Instructions for the task:
Where does the string "leucoplasts" appear in the material? Copy each line that holds it.

==============================

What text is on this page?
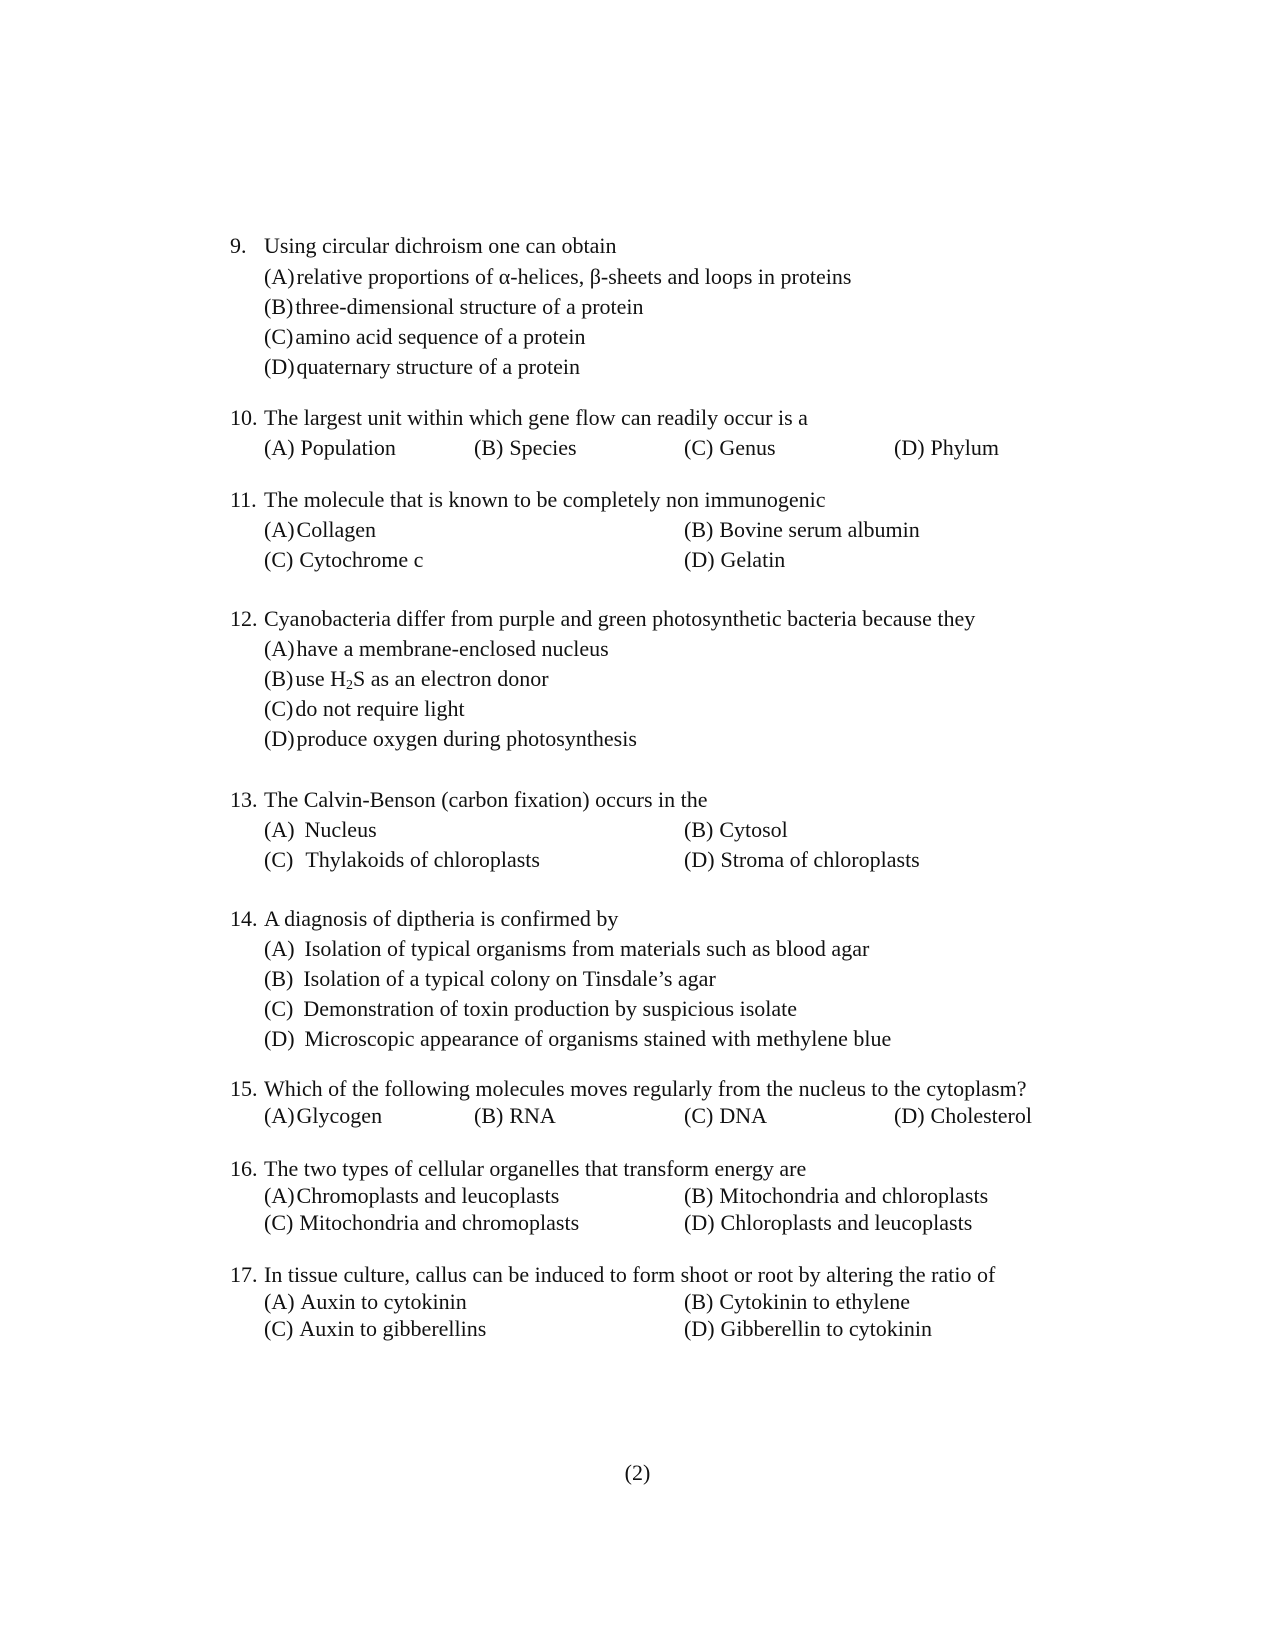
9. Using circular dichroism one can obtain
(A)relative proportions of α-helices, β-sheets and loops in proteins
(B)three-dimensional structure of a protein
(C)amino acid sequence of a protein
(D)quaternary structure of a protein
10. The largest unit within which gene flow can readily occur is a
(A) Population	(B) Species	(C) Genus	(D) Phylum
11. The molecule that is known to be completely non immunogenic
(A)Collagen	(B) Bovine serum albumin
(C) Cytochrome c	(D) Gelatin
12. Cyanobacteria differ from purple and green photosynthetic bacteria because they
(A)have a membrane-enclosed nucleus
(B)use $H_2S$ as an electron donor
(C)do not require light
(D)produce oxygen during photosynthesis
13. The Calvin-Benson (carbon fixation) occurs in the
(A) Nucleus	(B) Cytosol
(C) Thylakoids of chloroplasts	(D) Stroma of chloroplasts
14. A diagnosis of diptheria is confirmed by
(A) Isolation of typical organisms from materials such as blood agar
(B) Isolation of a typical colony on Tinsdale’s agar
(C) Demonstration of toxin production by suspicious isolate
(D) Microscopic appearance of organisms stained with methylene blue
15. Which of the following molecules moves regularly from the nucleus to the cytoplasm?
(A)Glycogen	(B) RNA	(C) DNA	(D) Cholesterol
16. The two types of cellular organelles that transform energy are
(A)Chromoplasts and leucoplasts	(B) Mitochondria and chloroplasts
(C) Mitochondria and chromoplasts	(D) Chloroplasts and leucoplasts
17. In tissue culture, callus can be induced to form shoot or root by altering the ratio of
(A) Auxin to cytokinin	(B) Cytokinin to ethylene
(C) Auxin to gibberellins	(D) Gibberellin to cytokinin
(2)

==============================

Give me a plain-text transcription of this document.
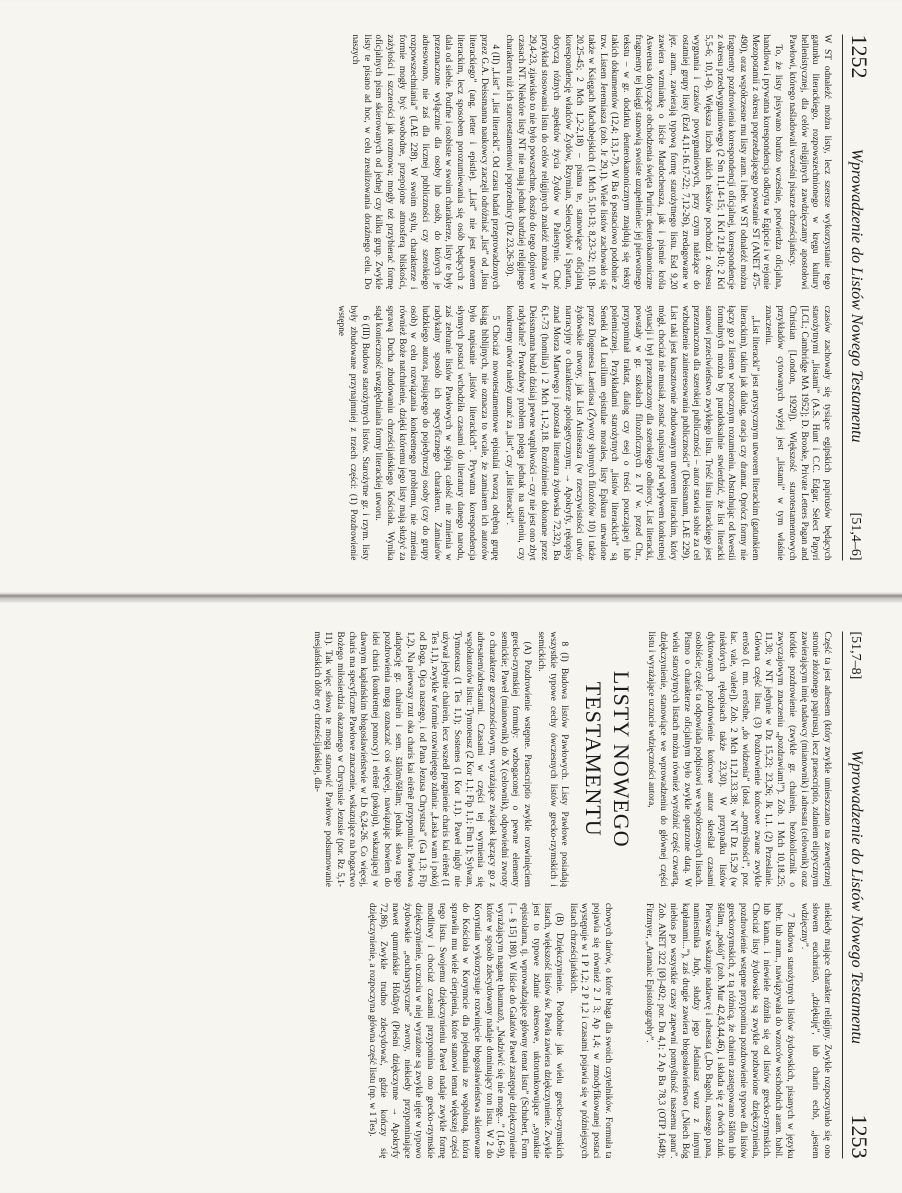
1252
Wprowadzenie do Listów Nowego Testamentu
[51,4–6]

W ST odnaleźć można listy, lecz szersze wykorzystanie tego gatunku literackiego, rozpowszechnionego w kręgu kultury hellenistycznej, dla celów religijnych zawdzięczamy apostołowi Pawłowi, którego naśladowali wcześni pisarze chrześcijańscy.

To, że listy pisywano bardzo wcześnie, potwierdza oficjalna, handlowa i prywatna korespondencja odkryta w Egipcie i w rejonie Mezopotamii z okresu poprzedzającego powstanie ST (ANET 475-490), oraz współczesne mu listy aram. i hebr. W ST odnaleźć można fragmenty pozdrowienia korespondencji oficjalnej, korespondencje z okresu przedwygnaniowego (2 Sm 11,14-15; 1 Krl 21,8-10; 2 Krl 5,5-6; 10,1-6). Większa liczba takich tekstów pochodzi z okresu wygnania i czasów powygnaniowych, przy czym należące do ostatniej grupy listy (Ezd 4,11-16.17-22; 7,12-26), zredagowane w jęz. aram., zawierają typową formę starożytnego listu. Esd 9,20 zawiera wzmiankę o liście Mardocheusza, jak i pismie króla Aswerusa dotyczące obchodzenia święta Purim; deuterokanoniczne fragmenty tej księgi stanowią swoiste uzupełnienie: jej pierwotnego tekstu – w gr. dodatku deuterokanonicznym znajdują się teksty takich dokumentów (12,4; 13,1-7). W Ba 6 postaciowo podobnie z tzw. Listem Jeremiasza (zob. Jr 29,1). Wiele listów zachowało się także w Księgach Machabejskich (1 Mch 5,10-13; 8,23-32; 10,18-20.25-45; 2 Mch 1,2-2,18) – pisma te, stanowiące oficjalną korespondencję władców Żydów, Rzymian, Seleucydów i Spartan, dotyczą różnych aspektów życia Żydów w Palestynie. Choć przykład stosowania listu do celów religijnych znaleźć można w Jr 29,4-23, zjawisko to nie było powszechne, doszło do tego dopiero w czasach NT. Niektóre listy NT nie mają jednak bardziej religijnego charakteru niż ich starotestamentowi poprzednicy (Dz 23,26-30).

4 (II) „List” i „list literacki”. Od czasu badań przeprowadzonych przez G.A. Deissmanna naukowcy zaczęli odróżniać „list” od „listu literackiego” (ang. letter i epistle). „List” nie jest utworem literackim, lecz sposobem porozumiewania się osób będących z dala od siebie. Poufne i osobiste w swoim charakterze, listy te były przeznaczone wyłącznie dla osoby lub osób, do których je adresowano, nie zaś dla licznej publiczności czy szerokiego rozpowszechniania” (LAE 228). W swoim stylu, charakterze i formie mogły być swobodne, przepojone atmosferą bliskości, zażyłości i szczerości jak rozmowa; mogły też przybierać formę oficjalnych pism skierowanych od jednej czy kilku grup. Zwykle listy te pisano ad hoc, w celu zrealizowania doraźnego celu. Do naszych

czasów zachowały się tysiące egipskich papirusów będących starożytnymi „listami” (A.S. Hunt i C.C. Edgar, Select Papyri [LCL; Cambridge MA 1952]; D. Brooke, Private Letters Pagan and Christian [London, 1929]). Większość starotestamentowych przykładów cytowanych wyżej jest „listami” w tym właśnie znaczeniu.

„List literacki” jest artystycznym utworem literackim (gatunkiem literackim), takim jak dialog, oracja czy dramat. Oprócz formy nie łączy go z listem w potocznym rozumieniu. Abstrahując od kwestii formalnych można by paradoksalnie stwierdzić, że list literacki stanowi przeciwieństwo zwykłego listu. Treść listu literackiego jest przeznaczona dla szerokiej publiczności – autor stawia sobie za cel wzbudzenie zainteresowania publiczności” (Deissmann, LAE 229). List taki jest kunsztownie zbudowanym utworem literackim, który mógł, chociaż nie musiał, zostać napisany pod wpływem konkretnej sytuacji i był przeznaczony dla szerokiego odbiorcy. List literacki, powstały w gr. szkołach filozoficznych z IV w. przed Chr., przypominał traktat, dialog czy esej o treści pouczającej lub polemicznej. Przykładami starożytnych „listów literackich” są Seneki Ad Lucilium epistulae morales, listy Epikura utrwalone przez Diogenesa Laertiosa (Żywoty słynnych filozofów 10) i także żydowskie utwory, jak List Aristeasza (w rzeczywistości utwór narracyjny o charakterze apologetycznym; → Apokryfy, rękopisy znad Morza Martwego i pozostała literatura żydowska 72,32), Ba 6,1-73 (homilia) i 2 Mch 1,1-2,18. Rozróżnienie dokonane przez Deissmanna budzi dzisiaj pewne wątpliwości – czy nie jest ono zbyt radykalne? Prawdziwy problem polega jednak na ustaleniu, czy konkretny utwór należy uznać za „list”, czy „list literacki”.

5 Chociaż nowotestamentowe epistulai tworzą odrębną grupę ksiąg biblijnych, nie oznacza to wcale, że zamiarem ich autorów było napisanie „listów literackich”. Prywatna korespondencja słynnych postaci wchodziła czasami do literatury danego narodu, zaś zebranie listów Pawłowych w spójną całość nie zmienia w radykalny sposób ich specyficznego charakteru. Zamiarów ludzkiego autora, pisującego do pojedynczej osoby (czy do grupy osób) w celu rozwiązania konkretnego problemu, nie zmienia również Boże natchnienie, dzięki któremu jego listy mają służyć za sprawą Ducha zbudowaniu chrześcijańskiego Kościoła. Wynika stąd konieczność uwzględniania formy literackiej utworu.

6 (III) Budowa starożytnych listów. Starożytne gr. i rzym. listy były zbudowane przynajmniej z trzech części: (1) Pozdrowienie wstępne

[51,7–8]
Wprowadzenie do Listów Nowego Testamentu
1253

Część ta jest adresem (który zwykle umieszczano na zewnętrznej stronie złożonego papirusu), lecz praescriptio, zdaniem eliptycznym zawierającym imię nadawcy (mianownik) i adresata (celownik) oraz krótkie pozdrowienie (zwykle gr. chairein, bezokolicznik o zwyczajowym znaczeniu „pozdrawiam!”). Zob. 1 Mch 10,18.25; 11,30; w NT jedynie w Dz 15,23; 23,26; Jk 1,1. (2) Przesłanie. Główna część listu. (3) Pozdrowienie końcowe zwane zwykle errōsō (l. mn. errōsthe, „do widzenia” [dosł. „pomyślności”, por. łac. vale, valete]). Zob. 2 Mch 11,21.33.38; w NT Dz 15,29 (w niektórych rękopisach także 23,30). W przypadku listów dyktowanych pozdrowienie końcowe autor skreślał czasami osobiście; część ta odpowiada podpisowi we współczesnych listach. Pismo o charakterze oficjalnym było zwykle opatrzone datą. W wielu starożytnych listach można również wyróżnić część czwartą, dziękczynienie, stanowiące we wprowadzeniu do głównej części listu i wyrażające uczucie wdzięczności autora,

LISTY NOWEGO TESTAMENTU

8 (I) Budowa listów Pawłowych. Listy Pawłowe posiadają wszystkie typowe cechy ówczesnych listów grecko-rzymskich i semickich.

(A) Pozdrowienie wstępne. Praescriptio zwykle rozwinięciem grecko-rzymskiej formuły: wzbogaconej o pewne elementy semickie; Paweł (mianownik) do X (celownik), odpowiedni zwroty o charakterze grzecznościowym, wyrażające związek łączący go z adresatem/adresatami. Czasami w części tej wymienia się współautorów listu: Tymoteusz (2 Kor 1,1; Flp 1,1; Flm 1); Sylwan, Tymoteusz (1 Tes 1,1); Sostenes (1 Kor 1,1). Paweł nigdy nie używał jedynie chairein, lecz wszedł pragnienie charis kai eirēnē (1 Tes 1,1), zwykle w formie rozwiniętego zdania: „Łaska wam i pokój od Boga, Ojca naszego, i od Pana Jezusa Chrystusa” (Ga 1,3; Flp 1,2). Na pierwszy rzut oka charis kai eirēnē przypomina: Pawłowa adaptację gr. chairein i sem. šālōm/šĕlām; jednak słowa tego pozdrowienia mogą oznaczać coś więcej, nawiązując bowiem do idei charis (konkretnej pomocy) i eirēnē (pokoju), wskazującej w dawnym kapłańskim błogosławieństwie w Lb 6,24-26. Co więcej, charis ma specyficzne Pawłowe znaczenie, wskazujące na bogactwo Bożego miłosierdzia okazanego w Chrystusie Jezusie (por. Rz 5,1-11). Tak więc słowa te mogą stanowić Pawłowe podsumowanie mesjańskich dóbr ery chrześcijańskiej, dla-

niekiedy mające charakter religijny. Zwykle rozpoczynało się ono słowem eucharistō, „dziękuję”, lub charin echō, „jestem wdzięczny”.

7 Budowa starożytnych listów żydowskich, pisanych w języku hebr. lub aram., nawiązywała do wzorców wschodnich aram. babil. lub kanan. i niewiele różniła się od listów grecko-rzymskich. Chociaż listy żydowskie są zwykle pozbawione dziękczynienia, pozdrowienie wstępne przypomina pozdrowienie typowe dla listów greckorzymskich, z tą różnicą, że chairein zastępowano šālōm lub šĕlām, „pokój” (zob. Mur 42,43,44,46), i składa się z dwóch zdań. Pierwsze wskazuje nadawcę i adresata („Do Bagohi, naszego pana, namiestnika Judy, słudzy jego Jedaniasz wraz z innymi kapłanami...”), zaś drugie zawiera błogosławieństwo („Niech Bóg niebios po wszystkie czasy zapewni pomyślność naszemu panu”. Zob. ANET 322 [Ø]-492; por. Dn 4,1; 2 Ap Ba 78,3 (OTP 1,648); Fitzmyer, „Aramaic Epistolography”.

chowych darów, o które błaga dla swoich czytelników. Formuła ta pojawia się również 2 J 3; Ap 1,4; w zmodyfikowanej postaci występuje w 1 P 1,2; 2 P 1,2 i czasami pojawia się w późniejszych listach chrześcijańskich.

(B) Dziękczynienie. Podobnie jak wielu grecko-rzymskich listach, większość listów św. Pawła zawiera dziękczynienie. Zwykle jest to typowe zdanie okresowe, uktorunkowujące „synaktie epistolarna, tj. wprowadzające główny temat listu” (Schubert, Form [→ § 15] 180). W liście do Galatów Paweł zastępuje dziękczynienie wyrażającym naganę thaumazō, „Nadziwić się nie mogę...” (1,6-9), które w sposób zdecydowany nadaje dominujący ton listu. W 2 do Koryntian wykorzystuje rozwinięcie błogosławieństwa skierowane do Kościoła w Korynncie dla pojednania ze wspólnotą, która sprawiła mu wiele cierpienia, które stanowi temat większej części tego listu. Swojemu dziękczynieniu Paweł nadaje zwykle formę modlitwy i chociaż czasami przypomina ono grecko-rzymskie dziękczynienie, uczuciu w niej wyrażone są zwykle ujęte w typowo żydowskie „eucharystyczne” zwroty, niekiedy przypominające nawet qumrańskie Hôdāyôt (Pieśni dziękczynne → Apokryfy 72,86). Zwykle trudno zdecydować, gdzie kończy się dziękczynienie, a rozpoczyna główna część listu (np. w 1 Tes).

==============================

Output:
(A)Chromoplasts and leucoplasts	(B) Mitochondria and chloroplasts
(C) Mitochondria and chromoplasts	(D) Chloroplasts and leucoplasts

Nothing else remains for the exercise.